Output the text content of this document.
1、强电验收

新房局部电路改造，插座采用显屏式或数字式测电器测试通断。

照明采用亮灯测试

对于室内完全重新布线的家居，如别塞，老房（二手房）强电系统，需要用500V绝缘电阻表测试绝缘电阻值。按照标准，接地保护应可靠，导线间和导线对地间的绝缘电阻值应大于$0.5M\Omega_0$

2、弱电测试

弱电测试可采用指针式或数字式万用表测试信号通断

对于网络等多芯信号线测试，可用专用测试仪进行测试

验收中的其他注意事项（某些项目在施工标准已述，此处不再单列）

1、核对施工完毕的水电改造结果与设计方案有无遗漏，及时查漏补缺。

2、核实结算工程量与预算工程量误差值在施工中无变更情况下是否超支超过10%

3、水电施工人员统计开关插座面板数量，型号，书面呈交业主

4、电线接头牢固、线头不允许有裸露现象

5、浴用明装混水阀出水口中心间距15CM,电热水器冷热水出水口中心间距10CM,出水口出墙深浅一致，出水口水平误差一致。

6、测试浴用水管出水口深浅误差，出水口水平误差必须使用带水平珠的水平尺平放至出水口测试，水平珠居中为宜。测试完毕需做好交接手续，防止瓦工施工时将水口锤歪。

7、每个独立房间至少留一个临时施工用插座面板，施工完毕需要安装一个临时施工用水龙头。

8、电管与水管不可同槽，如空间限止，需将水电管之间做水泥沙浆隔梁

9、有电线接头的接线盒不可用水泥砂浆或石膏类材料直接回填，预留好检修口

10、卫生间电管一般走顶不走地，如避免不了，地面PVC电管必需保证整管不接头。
* * *
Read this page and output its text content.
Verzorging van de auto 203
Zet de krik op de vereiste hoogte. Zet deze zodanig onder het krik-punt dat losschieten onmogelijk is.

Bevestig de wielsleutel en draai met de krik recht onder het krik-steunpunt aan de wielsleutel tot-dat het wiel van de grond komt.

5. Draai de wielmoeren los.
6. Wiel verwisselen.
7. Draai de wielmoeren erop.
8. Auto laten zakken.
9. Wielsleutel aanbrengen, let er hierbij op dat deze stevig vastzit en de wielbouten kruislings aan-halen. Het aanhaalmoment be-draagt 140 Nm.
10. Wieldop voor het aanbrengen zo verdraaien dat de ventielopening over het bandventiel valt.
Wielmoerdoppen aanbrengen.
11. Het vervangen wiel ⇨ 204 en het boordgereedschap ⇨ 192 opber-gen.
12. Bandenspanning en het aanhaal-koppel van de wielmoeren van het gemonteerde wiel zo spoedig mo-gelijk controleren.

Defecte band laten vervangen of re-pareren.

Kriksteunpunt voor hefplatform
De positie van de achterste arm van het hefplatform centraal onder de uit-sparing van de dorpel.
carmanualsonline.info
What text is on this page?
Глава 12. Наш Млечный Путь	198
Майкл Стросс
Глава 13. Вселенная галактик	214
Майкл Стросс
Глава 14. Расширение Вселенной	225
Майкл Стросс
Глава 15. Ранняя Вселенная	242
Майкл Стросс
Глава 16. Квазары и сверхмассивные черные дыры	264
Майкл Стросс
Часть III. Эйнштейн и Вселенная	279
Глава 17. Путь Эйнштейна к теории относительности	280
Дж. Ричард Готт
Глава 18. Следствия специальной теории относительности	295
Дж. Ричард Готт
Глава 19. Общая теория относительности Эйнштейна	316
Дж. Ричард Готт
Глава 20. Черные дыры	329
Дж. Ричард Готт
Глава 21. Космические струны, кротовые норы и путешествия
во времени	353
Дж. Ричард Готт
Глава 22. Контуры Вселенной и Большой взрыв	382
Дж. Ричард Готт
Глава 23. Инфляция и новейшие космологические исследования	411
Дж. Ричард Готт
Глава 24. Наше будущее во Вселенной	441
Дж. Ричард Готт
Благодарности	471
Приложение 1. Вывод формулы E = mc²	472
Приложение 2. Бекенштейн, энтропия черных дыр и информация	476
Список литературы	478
---
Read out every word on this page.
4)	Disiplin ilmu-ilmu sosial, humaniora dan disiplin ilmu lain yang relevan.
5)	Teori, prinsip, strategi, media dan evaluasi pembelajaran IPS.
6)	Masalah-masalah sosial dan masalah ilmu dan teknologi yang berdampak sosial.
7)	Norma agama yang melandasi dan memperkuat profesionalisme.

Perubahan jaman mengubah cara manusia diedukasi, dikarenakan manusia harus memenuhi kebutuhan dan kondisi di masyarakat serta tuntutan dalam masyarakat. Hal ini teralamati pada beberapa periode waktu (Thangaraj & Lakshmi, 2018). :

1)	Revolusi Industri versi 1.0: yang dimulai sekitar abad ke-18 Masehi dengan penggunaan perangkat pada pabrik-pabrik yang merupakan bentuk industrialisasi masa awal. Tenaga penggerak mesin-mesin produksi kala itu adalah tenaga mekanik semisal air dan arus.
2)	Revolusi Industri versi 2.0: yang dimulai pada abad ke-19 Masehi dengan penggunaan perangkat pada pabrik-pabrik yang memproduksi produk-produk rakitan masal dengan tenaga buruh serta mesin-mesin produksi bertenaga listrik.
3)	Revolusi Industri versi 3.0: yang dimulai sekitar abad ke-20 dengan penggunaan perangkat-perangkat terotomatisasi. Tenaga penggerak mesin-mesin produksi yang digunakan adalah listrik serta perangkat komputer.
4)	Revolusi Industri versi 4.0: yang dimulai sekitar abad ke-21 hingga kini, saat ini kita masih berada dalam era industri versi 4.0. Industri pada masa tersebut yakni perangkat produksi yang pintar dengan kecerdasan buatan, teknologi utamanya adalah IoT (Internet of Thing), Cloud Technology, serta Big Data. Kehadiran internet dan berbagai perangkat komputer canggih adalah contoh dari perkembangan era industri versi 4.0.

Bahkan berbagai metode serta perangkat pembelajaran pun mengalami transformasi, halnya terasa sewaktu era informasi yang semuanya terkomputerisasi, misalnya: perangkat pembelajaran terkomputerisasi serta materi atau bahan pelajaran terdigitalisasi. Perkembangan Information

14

• [WRITTEN EXERCISE]:
Read the entries above, then pull out the lines that include "ilmu".

• [COMPLETE ANSWER]:
4)	Disiplin ilmu-ilmu sosial, humaniora dan disiplin ilmu lain yang relevan.
6)	Masalah-masalah sosial dan masalah ilmu dan teknologi yang berdampak sosial.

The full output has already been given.